DATA EXCERPTS -

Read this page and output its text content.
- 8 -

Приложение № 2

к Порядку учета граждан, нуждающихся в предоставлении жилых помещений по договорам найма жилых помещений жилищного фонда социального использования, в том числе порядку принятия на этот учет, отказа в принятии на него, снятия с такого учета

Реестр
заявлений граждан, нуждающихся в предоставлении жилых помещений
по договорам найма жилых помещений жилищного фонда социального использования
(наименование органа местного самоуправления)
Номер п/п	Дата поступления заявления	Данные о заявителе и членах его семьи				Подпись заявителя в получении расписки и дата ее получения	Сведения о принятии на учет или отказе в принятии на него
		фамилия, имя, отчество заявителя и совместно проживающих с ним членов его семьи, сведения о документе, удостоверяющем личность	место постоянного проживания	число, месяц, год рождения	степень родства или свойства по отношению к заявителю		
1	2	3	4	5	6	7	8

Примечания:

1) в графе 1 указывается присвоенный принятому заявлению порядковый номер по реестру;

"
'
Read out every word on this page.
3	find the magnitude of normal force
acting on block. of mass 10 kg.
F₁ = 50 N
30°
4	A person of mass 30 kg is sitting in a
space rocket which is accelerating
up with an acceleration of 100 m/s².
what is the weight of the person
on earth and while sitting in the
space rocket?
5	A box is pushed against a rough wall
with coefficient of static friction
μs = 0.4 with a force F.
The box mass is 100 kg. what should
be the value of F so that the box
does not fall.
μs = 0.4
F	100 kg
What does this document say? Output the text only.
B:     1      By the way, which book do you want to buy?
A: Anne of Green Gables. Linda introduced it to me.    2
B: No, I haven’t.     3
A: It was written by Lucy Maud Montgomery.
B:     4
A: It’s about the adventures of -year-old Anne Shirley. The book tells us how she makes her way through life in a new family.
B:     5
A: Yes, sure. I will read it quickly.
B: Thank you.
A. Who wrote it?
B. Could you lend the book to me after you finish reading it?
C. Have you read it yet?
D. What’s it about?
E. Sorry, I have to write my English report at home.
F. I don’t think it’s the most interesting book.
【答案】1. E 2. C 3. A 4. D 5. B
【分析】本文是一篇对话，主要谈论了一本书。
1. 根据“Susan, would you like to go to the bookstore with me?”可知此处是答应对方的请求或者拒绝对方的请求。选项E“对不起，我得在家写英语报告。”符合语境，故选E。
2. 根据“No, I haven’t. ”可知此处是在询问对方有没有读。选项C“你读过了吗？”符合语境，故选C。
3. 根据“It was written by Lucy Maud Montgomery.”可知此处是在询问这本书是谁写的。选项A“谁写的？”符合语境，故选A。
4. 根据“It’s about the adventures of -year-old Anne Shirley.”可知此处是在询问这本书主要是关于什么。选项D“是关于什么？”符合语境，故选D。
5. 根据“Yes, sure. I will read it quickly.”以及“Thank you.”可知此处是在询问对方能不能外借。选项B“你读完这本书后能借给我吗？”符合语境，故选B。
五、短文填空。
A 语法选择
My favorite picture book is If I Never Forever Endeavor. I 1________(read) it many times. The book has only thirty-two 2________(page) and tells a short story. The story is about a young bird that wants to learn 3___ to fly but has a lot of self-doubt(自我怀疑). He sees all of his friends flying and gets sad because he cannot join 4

WHAT TO PRODUCE - Reproduce the entries above in full, verbatim.

SOLUTION TO THIS EXERCISE -
Read this page and output its text content.
- 8 -

Приложение № 2

к Порядку учета граждан, нуждающихся в предоставлении жилых помещений по договорам найма жилых помещений жилищного фонда социального использования, в том числе порядку принятия на этот учет, отказа в принятии на него, снятия с такого учета

Реестр
заявлений граждан, нуждающихся в предоставлении жилых помещений
по договорам найма жилых помещений жилищного фонда социального использования
(наименование органа местного самоуправления)
Номер п/п	Дата поступления заявления	Данные о заявителе и членах его семьи				Подпись заявителя в получении расписки и дата ее получения	Сведения о принятии на учет или отказе в принятии на него
		фамилия, имя, отчество заявителя и совместно проживающих с ним членов его семьи, сведения о документе, удостоверяющем личность	место постоянного проживания	число, месяц, год рождения	степень родства или свойства по отношению к заявителю		
1	2	3	4	5	6	7	8

Примечания:

1) в графе 1 указывается присвоенный принятому заявлению порядковый номер по реестру;

"
'
Read out every word on this page.
3	find the magnitude of normal force
acting on block. of mass 10 kg.
F₁ = 50 N
30°
4	A person of mass 30 kg is sitting in a
space rocket which is accelerating
up with an acceleration of 100 m/s².
what is the weight of the person
on earth and while sitting in the
space rocket?
5	A box is pushed against a rough wall
with coefficient of static friction
μs = 0.4 with a force F.
The box mass is 100 kg. what should
be the value of F so that the box
does not fall.
μs = 0.4
F	100 kg
What does this document say? Output the text only.
B:     1      By the way, which book do you want to buy?
A: Anne of Green Gables. Linda introduced it to me.    2
B: No, I haven’t.     3
A: It was written by Lucy Maud Montgomery.
B:     4
A: It’s about the adventures of -year-old Anne Shirley. The book tells us how she makes her way through life in a new family.
B:     5
A: Yes, sure. I will read it quickly.
B: Thank you.
A. Who wrote it?
B. Could you lend the book to me after you finish reading it?
C. Have you read it yet?
D. What’s it about?
E. Sorry, I have to write my English report at home.
F. I don’t think it’s the most interesting book.
【答案】1. E 2. C 3. A 4. D 5. B
【分析】本文是一篇对话，主要谈论了一本书。
1. 根据“Susan, would you like to go to the bookstore with me?”可知此处是答应对方的请求或者拒绝对方的请求。选项E“对不起，我得在家写英语报告。”符合语境，故选E。
2. 根据“No, I haven’t. ”可知此处是在询问对方有没有读。选项C“你读过了吗？”符合语境，故选C。
3. 根据“It was written by Lucy Maud Montgomery.”可知此处是在询问这本书是谁写的。选项A“谁写的？”符合语境，故选A。
4. 根据“It’s about the adventures of -year-old Anne Shirley.”可知此处是在询问这本书主要是关于什么。选项D“是关于什么？”符合语境，故选D。
5. 根据“Yes, sure. I will read it quickly.”以及“Thank you.”可知此处是在询问对方能不能外借。选项B“你读完这本书后能借给我吗？”符合语境，故选B。
五、短文填空。
A 语法选择
My favorite picture book is If I Never Forever Endeavor. I 1________(read) it many times. The book has only thirty-two 2________(page) and tells a short story. The story is about a young bird that wants to learn 3___ to fly but has a lot of self-doubt(自我怀疑). He sees all of his friends flying and gets sad because he cannot join 4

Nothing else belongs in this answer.